[begin DATA FOR THE TASK]

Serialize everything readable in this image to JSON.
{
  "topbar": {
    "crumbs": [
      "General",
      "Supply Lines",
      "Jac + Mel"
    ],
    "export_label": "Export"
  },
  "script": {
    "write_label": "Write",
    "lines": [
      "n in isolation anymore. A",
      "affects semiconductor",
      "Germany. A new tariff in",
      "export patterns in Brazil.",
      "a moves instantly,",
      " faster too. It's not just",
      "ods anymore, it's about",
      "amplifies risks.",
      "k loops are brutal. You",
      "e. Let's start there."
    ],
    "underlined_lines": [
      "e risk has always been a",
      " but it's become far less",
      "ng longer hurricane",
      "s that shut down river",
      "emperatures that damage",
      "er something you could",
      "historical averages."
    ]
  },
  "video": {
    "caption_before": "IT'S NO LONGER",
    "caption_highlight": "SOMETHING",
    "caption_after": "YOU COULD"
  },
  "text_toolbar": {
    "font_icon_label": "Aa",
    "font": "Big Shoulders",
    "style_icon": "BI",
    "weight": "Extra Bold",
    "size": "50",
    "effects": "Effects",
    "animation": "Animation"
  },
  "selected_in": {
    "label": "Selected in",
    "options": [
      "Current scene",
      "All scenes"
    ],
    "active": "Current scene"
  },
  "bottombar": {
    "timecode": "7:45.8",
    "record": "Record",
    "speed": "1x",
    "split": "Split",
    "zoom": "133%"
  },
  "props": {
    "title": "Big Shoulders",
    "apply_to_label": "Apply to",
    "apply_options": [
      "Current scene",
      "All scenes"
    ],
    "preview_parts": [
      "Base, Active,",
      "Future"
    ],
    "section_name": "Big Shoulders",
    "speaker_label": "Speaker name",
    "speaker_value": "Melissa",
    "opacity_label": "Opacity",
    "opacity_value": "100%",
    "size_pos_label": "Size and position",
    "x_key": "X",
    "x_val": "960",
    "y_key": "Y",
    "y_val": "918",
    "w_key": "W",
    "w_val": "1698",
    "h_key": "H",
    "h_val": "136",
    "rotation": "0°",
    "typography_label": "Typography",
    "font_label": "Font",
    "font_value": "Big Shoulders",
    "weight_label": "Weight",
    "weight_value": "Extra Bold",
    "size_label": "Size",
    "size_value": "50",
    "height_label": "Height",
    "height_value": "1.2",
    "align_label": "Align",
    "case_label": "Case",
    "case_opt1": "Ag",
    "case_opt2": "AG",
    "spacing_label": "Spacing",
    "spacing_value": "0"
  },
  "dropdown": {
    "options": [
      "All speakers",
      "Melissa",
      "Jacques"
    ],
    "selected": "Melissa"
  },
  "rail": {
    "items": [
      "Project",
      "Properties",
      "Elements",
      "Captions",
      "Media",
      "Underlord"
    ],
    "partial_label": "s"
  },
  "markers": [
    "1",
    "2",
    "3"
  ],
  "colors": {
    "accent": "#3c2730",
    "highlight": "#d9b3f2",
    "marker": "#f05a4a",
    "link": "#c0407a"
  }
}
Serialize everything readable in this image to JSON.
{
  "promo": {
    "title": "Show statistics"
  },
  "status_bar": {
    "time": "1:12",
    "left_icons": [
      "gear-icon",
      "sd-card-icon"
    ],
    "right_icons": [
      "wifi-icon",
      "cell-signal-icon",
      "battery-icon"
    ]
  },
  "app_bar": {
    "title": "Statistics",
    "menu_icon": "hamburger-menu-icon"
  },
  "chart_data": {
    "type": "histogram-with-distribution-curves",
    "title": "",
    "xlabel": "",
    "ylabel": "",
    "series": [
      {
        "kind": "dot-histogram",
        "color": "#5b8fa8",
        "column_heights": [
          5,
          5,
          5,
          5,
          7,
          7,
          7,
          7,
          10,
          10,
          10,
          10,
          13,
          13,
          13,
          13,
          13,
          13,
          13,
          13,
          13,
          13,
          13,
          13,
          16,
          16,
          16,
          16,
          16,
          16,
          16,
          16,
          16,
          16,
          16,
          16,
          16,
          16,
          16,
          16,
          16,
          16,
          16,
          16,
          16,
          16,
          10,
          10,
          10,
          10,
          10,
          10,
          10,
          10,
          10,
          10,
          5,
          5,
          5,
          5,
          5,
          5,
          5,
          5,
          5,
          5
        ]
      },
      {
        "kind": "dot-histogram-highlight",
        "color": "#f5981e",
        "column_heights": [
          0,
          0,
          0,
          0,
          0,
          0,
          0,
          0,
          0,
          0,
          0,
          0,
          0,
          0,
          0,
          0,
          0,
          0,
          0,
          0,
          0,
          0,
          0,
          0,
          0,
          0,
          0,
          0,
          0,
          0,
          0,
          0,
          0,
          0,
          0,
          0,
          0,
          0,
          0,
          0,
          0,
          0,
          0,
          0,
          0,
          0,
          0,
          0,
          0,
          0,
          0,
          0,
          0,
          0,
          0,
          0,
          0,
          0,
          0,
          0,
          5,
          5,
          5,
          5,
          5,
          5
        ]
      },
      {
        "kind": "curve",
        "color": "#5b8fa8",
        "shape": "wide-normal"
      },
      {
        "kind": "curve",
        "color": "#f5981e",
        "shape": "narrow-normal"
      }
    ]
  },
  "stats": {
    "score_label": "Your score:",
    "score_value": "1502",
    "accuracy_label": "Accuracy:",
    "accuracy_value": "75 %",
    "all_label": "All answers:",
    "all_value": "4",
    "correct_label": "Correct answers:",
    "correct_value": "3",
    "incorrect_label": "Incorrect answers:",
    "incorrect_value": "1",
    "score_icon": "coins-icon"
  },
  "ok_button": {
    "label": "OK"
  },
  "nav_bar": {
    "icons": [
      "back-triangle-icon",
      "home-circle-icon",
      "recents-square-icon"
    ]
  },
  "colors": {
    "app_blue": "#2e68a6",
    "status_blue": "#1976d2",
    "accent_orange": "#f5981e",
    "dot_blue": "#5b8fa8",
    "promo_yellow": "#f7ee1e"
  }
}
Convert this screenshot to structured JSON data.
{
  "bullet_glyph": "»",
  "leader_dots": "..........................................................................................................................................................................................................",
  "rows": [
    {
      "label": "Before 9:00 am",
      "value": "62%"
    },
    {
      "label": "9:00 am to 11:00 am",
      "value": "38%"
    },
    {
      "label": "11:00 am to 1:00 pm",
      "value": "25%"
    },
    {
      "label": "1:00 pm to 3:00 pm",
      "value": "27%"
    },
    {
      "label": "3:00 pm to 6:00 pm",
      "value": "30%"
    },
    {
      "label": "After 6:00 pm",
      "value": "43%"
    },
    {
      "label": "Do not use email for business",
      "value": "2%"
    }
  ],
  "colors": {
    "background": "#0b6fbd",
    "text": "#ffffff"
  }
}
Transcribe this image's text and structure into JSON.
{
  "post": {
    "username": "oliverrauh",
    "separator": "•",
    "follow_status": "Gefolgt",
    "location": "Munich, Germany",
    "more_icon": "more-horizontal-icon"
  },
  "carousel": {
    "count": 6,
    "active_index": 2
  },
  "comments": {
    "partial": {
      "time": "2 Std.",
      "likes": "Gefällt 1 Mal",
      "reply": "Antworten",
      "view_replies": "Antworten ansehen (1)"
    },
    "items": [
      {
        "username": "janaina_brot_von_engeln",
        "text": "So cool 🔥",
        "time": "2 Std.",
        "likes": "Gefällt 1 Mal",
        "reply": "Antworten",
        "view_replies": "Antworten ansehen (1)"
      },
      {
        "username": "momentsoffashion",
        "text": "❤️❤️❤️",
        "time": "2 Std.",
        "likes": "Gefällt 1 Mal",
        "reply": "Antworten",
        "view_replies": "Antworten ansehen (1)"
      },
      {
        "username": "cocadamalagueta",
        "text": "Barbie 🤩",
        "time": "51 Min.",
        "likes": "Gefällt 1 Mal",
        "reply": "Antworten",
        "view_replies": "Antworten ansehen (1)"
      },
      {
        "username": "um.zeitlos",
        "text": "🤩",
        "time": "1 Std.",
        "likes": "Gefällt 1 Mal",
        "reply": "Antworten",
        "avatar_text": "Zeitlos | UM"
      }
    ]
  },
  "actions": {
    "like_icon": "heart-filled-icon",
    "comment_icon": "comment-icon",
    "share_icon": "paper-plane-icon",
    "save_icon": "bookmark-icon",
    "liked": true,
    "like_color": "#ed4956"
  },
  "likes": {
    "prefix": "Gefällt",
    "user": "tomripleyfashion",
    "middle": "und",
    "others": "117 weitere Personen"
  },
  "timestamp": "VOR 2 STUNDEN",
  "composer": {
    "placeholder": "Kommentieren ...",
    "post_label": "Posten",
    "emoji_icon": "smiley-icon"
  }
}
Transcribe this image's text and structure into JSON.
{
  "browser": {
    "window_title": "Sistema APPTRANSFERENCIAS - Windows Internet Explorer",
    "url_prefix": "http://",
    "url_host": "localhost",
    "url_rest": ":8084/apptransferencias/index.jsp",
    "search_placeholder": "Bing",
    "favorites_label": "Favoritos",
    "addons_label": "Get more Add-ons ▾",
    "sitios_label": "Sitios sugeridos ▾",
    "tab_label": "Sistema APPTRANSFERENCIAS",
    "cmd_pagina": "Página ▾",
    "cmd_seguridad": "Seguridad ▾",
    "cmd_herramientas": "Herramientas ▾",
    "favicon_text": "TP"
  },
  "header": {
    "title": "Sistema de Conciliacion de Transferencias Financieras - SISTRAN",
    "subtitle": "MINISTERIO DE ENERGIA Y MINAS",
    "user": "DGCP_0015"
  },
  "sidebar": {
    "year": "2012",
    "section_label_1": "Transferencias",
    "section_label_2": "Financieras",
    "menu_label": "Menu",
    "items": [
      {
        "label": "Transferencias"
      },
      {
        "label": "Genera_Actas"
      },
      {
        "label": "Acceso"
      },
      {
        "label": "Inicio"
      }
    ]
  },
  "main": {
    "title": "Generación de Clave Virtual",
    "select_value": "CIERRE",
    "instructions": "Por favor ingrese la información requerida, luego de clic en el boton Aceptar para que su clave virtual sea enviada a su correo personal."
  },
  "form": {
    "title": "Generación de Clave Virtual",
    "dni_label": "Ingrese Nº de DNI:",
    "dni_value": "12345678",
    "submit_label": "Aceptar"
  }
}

[end DATA FOR THE TASK]

PROBLEM STATEMENT => Pull every line containing "Sistema" from the material above.

FINISHED EXERCISE =>
    "window_title": "Sistema APPTRANSFERENCIAS - Windows Internet Explorer",
    "tab_label": "Sistema APPTRANSFERENCIAS",
    "title": "Sistema de Conciliacion de Transferencias Financieras - SISTRAN",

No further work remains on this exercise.